• _Exercise prompt_: All of the data should be repeated exactly; pictures are not part of the copy.

(Entries from a visual dataset)
=== Section Start ===

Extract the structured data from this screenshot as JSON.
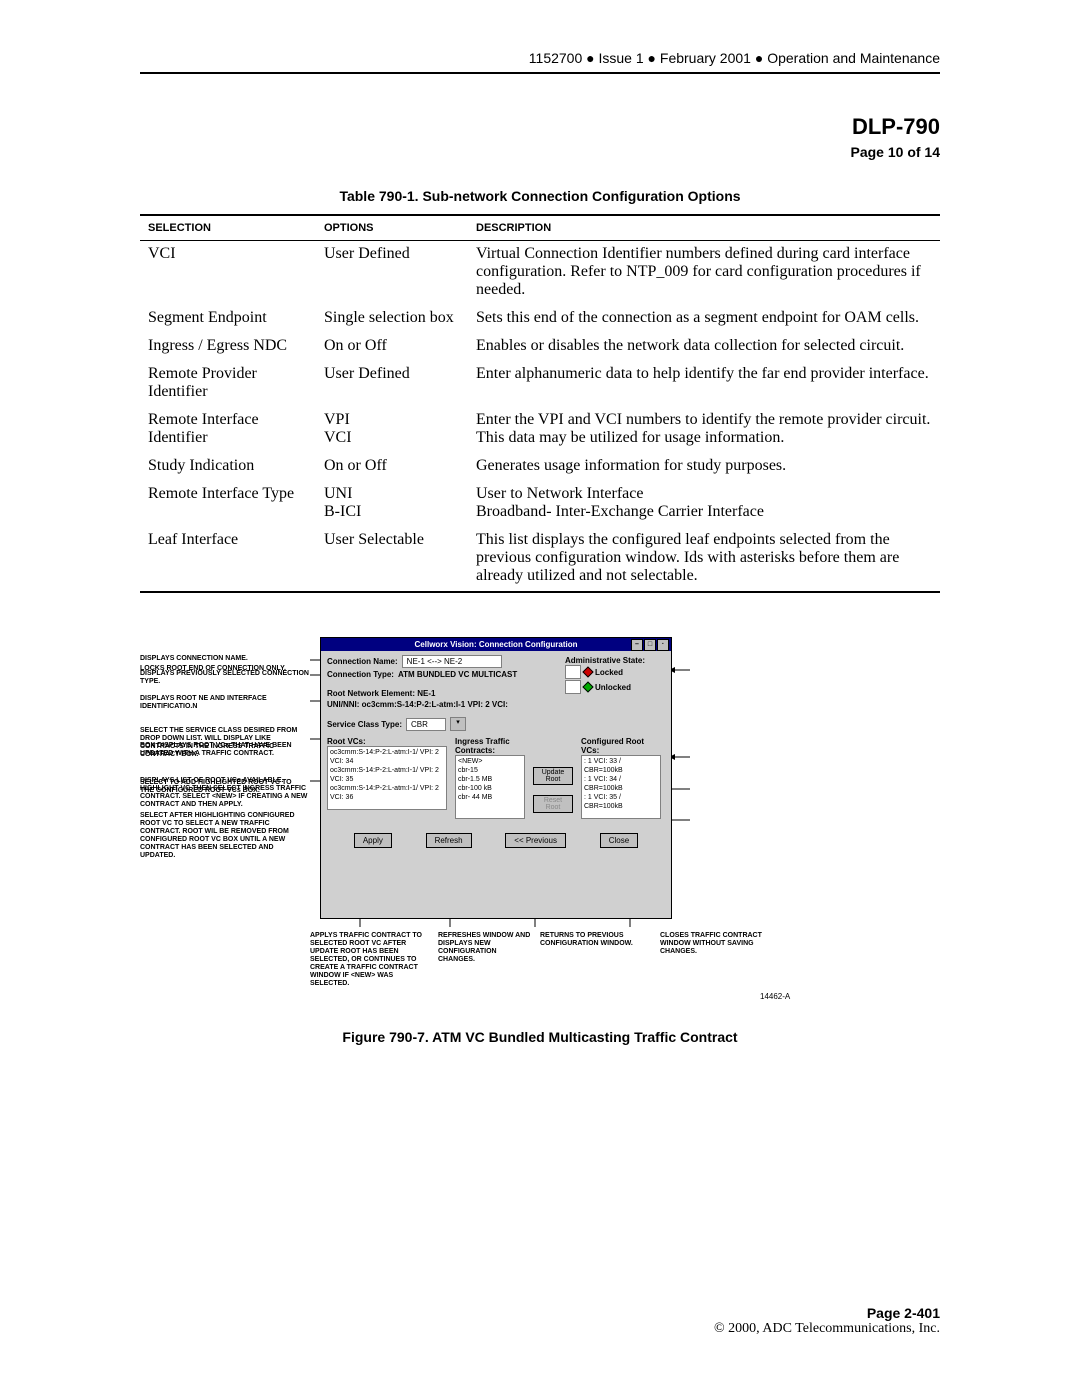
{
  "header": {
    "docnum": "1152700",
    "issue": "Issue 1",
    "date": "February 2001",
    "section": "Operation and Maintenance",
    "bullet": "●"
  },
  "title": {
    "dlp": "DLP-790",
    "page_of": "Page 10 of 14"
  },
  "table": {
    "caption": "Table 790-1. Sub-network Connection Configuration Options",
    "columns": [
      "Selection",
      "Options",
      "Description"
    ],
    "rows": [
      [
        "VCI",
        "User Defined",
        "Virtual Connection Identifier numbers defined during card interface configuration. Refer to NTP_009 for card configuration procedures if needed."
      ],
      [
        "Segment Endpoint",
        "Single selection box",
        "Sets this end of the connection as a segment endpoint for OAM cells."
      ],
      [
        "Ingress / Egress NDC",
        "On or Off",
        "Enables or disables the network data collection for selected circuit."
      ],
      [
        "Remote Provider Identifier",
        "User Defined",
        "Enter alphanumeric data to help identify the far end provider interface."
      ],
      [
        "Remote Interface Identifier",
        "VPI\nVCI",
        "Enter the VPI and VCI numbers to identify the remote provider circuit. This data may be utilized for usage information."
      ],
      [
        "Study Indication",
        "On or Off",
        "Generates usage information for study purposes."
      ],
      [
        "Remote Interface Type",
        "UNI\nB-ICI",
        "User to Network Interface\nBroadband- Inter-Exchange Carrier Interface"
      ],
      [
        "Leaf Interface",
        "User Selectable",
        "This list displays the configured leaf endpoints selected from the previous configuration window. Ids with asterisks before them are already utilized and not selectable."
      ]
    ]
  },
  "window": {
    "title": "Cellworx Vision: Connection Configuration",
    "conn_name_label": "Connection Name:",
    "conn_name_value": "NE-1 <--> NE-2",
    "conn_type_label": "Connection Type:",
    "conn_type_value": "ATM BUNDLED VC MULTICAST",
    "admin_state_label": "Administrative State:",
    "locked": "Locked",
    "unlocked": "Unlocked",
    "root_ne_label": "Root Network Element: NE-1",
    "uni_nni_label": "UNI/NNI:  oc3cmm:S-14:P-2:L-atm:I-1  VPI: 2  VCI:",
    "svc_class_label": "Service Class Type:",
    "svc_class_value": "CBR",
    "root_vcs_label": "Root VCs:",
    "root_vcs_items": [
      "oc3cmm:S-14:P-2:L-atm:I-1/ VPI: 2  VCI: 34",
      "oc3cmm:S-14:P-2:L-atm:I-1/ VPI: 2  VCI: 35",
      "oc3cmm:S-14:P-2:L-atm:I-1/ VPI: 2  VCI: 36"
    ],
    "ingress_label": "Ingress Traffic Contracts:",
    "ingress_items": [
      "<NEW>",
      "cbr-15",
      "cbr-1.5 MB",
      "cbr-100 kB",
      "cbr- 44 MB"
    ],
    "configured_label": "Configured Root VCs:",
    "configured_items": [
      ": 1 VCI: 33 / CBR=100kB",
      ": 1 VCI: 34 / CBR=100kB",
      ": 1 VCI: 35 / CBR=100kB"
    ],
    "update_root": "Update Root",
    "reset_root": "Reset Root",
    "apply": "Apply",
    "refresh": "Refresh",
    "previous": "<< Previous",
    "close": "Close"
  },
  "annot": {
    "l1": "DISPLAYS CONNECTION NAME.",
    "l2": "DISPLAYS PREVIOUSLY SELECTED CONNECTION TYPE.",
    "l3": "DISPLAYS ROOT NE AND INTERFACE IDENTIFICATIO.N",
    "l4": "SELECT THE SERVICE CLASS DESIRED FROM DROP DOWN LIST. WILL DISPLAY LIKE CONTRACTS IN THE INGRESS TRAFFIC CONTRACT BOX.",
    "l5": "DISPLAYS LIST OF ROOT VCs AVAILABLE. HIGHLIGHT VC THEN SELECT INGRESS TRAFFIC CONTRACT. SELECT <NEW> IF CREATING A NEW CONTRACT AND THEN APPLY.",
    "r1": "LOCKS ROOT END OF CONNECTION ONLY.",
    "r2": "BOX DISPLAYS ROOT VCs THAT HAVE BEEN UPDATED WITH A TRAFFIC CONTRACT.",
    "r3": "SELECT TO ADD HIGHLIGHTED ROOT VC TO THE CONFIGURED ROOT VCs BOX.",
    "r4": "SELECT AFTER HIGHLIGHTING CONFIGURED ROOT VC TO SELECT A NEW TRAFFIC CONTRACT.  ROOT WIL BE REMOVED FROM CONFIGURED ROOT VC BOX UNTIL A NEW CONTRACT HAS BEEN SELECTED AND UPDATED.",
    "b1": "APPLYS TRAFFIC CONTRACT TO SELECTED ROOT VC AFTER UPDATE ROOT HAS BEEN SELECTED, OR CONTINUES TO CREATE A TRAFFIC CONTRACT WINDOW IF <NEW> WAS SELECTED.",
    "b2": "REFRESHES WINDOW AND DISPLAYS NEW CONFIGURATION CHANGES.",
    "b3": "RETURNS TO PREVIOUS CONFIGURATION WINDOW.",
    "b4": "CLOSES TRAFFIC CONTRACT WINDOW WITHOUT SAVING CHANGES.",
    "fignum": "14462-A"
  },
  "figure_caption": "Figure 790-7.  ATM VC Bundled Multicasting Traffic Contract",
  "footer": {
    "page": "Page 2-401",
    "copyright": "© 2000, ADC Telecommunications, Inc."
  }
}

=== Section End ===

• _Response to the task_:
Extract the structured data from this screenshot as JSON.
{
  "header": {
    "docnum": "1152700",
    "issue": "Issue 1",
    "date": "February 2001",
    "section": "Operation and Maintenance",
    "bullet": "●"
  },
  "title": {
    "dlp": "DLP-790",
    "page_of": "Page 10 of 14"
  },
  "table": {
    "caption": "Table 790-1. Sub-network Connection Configuration Options",
    "columns": [
      "Selection",
      "Options",
      "Description"
    ],
    "rows": [
      [
        "VCI",
        "User Defined",
        "Virtual Connection Identifier numbers defined during card interface configuration. Refer to NTP_009 for card configuration procedures if needed."
      ],
      [
        "Segment Endpoint",
        "Single selection box",
        "Sets this end of the connection as a segment endpoint for OAM cells."
      ],
      [
        "Ingress / Egress NDC",
        "On or Off",
        "Enables or disables the network data collection for selected circuit."
      ],
      [
        "Remote Provider Identifier",
        "User Defined",
        "Enter alphanumeric data to help identify the far end provider interface."
      ],
      [
        "Remote Interface Identifier",
        "VPI\nVCI",
        "Enter the VPI and VCI numbers to identify the remote provider circuit. This data may be utilized for usage information."
      ],
      [
        "Study Indication",
        "On or Off",
        "Generates usage information for study purposes."
      ],
      [
        "Remote Interface Type",
        "UNI\nB-ICI",
        "User to Network Interface\nBroadband- Inter-Exchange Carrier Interface"
      ],
      [
        "Leaf Interface",
        "User Selectable",
        "This list displays the configured leaf endpoints selected from the previous configuration window. Ids with asterisks before them are already utilized and not selectable."
      ]
    ]
  },
  "window": {
    "title": "Cellworx Vision: Connection Configuration",
    "conn_name_label": "Connection Name:",
    "conn_name_value": "NE-1 <--> NE-2",
    "conn_type_label": "Connection Type:",
    "conn_type_value": "ATM BUNDLED VC MULTICAST",
    "admin_state_label": "Administrative State:",
    "locked": "Locked",
    "unlocked": "Unlocked",
    "root_ne_label": "Root Network Element: NE-1",
    "uni_nni_label": "UNI/NNI:  oc3cmm:S-14:P-2:L-atm:I-1  VPI: 2  VCI:",
    "svc_class_label": "Service Class Type:",
    "svc_class_value": "CBR",
    "root_vcs_label": "Root VCs:",
    "root_vcs_items": [
      "oc3cmm:S-14:P-2:L-atm:I-1/ VPI: 2  VCI: 34",
      "oc3cmm:S-14:P-2:L-atm:I-1/ VPI: 2  VCI: 35",
      "oc3cmm:S-14:P-2:L-atm:I-1/ VPI: 2  VCI: 36"
    ],
    "ingress_label": "Ingress Traffic Contracts:",
    "ingress_items": [
      "<NEW>",
      "cbr-15",
      "cbr-1.5 MB",
      "cbr-100 kB",
      "cbr- 44 MB"
    ],
    "configured_label": "Configured Root VCs:",
    "configured_items": [
      ": 1 VCI: 33 / CBR=100kB",
      ": 1 VCI: 34 / CBR=100kB",
      ": 1 VCI: 35 / CBR=100kB"
    ],
    "update_root": "Update Root",
    "reset_root": "Reset Root",
    "apply": "Apply",
    "refresh": "Refresh",
    "previous": "<< Previous",
    "close": "Close"
  },
  "annot": {
    "l1": "DISPLAYS CONNECTION NAME.",
    "l2": "DISPLAYS PREVIOUSLY SELECTED CONNECTION TYPE.",
    "l3": "DISPLAYS ROOT NE AND INTERFACE IDENTIFICATIO.N",
    "l4": "SELECT THE SERVICE CLASS DESIRED FROM DROP DOWN LIST. WILL DISPLAY LIKE CONTRACTS IN THE INGRESS TRAFFIC CONTRACT BOX.",
    "l5": "DISPLAYS LIST OF ROOT VCs AVAILABLE. HIGHLIGHT VC THEN SELECT INGRESS TRAFFIC CONTRACT. SELECT <NEW> IF CREATING A NEW CONTRACT AND THEN APPLY.",
    "r1": "LOCKS ROOT END OF CONNECTION ONLY.",
    "r2": "BOX DISPLAYS ROOT VCs THAT HAVE BEEN UPDATED WITH A TRAFFIC CONTRACT.",
    "r3": "SELECT TO ADD HIGHLIGHTED ROOT VC TO THE CONFIGURED ROOT VCs BOX.",
    "r4": "SELECT AFTER HIGHLIGHTING CONFIGURED ROOT VC TO SELECT A NEW TRAFFIC CONTRACT.  ROOT WIL BE REMOVED FROM CONFIGURED ROOT VC BOX UNTIL A NEW CONTRACT HAS BEEN SELECTED AND UPDATED.",
    "b1": "APPLYS TRAFFIC CONTRACT TO SELECTED ROOT VC AFTER UPDATE ROOT HAS BEEN SELECTED, OR CONTINUES TO CREATE A TRAFFIC CONTRACT WINDOW IF <NEW> WAS SELECTED.",
    "b2": "REFRESHES WINDOW AND DISPLAYS NEW CONFIGURATION CHANGES.",
    "b3": "RETURNS TO PREVIOUS CONFIGURATION WINDOW.",
    "b4": "CLOSES TRAFFIC CONTRACT WINDOW WITHOUT SAVING CHANGES.",
    "fignum": "14462-A"
  },
  "figure_caption": "Figure 790-7.  ATM VC Bundled Multicasting Traffic Contract",
  "footer": {
    "page": "Page 2-401",
    "copyright": "© 2000, ADC Telecommunications, Inc."
  }
}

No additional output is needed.